**Required task:** Go through the records and extract every line with the word "selected".

**Provided information:**
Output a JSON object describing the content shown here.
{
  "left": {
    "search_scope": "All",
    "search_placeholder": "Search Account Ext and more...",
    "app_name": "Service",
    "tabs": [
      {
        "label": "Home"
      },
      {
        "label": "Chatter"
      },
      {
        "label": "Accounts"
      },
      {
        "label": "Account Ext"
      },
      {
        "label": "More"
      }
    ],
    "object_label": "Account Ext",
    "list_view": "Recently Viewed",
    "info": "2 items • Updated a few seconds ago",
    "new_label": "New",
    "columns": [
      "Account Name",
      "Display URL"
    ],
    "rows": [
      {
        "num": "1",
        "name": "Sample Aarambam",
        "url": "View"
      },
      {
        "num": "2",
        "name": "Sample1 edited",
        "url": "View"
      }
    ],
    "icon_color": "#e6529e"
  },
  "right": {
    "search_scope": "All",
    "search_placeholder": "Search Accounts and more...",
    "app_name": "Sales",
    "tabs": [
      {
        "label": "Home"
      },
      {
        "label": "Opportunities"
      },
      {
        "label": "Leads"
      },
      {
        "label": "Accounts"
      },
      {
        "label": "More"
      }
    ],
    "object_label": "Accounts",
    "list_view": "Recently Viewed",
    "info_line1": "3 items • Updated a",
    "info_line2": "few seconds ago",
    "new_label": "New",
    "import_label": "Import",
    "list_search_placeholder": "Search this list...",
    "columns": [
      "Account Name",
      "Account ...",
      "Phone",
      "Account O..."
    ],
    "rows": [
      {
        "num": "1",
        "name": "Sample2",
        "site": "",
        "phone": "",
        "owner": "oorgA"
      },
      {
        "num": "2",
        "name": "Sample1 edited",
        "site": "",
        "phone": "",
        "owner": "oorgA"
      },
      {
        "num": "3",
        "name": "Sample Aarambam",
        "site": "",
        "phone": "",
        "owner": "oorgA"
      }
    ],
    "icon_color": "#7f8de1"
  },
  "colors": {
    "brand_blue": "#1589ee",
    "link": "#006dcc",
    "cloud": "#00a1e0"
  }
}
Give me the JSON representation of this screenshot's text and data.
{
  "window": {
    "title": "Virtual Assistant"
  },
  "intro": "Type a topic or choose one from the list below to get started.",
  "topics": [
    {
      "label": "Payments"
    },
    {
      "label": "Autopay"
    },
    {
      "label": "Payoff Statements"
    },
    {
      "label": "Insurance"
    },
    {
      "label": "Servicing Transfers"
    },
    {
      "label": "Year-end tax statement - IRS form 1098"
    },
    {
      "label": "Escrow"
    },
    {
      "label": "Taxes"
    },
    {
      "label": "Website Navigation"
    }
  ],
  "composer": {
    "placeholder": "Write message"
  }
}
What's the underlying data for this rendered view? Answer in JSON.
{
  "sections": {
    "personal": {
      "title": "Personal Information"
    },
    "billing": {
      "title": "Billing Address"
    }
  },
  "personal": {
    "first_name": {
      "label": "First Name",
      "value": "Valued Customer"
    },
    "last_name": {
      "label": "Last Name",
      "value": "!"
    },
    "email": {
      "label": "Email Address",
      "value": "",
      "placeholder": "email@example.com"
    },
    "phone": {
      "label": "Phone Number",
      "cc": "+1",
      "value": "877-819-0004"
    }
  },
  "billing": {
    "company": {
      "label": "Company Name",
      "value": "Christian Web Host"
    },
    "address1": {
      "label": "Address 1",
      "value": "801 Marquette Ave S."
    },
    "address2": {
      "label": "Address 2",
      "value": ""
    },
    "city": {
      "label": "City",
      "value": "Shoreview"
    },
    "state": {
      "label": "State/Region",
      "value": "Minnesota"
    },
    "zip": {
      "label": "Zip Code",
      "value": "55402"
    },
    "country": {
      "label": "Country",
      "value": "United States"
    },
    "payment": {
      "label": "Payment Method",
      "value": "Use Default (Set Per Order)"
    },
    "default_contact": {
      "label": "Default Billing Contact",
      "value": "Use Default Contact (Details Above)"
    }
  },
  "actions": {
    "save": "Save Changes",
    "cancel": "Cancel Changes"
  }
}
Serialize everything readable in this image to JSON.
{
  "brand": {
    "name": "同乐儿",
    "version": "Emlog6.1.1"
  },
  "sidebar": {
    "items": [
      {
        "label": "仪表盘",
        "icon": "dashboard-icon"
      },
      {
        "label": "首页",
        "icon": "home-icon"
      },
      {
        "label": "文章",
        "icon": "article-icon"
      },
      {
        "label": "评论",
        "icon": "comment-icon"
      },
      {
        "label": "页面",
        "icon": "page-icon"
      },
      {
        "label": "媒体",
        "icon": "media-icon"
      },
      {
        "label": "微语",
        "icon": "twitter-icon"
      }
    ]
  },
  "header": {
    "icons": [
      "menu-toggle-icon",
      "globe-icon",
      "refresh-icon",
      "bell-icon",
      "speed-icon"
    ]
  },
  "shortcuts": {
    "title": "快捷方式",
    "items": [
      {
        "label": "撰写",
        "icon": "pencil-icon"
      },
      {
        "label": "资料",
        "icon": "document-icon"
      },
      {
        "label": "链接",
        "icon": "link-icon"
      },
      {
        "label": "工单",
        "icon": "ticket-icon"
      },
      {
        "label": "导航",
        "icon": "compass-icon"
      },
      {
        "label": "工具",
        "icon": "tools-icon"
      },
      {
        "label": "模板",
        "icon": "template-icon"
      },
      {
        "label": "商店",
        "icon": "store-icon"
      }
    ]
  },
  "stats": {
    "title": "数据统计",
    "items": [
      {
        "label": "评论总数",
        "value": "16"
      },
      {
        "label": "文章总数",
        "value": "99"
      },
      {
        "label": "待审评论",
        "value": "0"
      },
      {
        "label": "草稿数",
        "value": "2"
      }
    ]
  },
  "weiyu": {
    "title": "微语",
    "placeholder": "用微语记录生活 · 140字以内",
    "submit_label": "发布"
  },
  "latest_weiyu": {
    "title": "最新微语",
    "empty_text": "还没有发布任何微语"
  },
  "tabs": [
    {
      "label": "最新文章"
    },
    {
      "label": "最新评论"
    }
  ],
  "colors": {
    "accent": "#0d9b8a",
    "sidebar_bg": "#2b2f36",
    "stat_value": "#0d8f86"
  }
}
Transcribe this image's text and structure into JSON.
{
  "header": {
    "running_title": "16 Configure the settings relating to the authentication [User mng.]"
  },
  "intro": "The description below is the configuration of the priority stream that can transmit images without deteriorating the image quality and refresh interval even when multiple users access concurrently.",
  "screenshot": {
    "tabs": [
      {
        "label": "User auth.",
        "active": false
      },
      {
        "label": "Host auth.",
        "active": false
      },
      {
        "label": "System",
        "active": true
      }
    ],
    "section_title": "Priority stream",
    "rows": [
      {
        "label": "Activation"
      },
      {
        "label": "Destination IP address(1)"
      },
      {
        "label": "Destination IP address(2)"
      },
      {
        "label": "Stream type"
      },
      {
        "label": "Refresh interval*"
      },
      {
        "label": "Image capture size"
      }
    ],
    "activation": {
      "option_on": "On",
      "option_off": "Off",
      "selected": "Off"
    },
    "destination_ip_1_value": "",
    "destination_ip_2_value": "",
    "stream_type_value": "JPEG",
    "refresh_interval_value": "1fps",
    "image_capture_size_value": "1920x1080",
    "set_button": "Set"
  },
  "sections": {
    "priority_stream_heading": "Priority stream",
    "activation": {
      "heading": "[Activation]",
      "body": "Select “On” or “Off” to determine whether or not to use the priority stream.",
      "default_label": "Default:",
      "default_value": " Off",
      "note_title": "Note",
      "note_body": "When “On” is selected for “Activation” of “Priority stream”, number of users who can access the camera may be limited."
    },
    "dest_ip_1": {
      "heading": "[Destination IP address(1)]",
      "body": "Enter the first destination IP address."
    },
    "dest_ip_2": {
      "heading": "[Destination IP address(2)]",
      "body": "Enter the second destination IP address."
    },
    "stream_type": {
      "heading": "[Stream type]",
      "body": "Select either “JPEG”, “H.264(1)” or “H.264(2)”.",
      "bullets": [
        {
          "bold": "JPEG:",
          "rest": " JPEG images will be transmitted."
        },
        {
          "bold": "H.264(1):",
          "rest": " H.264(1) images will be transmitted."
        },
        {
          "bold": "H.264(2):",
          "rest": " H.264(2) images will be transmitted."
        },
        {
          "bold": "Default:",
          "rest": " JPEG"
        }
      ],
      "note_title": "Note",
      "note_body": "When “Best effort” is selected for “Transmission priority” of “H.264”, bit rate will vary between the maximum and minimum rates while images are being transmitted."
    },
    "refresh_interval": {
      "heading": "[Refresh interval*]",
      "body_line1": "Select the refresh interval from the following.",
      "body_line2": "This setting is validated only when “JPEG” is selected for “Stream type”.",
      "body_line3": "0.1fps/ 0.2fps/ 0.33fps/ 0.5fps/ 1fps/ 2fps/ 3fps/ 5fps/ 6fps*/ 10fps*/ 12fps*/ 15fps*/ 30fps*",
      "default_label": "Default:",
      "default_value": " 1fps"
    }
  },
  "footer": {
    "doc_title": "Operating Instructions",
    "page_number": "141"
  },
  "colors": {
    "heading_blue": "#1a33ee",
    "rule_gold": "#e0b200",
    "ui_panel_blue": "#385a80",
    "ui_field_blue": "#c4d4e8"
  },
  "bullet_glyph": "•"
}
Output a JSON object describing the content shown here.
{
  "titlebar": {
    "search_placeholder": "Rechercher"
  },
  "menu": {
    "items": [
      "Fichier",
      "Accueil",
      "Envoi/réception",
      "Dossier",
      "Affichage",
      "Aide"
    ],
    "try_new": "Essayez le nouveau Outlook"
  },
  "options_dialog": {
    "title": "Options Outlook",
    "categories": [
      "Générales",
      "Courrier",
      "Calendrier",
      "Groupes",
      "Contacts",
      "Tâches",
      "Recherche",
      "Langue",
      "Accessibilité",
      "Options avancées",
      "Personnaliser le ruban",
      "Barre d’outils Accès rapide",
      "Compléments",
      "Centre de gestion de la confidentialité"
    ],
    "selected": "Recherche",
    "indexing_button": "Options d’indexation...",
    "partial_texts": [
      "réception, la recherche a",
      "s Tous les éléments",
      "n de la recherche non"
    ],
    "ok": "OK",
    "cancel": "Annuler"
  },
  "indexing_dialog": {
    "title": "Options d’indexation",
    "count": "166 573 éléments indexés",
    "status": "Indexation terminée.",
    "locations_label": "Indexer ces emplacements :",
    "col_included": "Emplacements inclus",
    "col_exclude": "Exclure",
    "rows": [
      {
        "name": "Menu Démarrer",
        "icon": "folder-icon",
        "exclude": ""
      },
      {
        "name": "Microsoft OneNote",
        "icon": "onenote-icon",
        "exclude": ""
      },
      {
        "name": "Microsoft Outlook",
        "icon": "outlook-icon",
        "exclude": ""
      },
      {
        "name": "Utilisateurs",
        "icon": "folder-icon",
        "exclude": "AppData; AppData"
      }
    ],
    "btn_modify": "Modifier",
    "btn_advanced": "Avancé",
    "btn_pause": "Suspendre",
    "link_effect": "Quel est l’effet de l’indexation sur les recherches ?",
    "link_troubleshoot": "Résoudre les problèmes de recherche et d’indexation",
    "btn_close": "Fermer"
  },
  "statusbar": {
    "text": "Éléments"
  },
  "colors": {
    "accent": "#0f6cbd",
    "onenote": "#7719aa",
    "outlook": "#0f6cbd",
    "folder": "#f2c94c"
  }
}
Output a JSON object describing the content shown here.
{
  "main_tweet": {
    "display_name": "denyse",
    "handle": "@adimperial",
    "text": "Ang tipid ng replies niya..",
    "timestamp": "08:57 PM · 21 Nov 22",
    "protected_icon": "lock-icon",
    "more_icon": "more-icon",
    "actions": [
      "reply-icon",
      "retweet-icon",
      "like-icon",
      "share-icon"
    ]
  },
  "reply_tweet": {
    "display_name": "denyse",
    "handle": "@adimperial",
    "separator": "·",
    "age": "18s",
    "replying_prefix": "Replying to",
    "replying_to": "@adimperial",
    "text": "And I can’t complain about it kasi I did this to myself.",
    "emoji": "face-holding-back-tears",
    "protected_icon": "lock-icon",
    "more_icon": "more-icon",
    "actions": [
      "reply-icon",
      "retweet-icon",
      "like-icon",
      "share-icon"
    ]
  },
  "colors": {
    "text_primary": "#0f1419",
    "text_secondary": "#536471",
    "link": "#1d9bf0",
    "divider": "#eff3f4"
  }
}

**Finished task:**
      "selected": "Off"
      "note_body": "When “On” is selected for “Activation” of “Priority stream”, number of users who can access the camera may be limited."
      "note_body": "When “Best effort” is selected for “Transmission priority” of “H.264”, bit rate will vary between the maximum and minimum rates while images are being transmitted."
      "body_line2": "This setting is validated only when “JPEG” is selected for “Stream type”.",
    "selected": "Recherche",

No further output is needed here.